=== INPUT RECORDS ===
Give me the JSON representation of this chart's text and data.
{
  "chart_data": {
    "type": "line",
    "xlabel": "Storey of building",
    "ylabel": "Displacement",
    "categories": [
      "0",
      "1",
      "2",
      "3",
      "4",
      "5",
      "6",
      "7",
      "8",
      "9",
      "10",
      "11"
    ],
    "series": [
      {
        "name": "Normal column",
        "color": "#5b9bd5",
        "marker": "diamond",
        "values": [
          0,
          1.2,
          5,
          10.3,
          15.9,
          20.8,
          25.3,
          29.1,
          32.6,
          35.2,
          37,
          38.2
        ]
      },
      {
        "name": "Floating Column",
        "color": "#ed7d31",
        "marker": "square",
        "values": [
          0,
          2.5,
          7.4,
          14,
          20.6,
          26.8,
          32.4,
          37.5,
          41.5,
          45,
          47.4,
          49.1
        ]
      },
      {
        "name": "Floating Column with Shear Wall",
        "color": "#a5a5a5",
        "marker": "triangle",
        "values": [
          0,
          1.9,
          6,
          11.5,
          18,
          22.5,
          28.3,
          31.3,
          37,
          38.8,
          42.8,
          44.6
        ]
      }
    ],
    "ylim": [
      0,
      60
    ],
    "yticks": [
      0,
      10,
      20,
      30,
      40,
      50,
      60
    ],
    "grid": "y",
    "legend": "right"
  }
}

...

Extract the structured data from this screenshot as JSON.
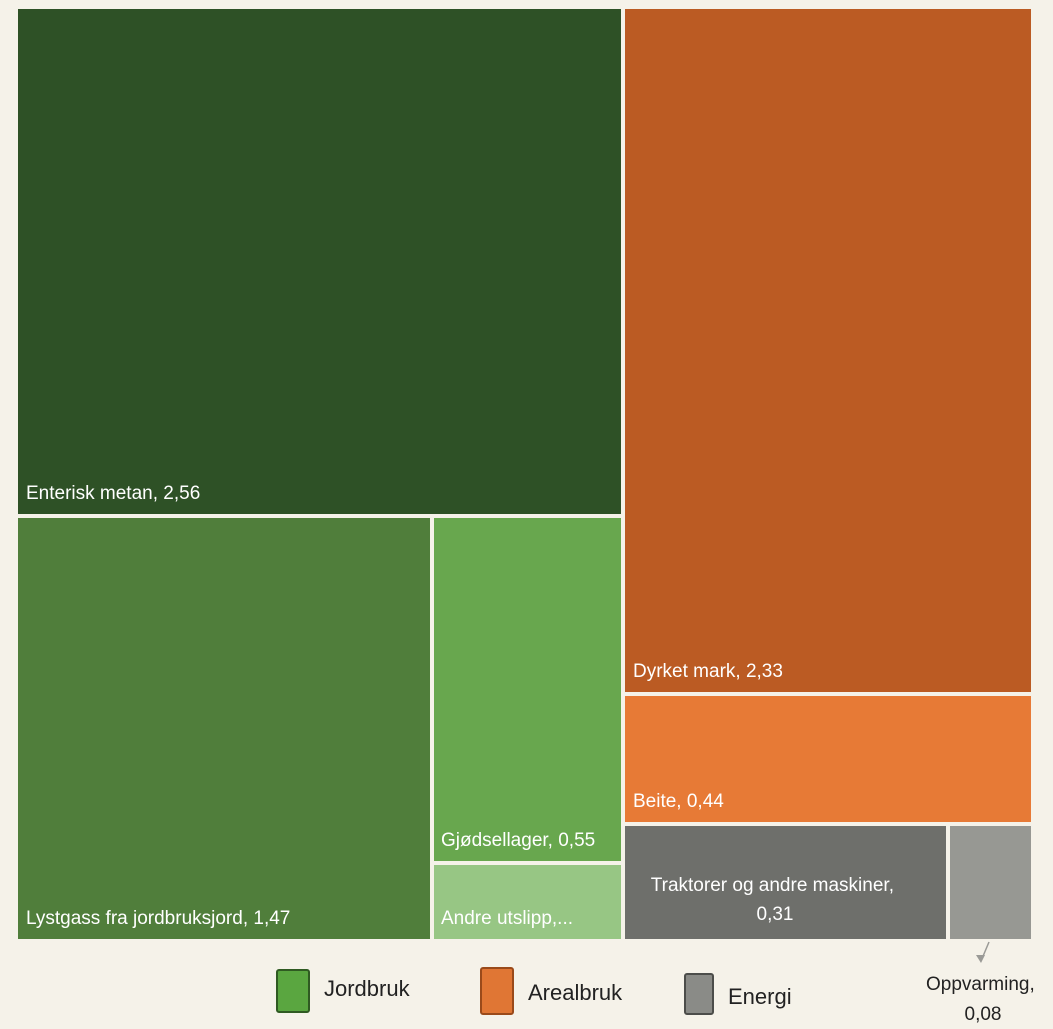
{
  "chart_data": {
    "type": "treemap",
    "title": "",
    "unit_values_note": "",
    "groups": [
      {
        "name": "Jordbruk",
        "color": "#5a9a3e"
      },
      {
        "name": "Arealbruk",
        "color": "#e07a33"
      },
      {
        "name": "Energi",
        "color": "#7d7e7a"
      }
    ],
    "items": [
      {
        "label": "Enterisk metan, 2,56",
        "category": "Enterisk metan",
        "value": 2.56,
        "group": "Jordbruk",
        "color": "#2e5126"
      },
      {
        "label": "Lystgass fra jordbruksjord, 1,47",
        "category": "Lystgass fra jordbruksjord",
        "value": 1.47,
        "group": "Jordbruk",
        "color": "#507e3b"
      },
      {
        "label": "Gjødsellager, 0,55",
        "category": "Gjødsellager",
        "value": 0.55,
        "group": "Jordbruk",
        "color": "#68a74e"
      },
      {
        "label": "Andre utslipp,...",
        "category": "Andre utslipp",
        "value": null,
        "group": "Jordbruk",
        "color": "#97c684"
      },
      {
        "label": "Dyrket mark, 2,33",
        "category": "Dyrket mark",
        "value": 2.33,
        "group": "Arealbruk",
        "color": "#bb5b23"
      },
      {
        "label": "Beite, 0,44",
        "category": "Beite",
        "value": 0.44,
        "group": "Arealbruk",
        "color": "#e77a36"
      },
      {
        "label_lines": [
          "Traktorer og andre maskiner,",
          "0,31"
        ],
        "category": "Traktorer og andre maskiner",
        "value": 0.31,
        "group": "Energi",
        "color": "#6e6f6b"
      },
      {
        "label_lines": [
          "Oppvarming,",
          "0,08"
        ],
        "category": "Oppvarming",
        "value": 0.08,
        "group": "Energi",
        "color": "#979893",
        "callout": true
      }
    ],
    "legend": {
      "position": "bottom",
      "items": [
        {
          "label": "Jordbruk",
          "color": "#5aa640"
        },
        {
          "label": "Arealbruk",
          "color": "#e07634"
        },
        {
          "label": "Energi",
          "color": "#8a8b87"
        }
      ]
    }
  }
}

=== TASK DIRECTIONS ===
Pull out all lines from the entries above that include the word "Arealbruk".

=== SOLUTION ===
        "name": "Arealbruk",
        "group": "Arealbruk",
        "group": "Arealbruk",
          "label": "Arealbruk",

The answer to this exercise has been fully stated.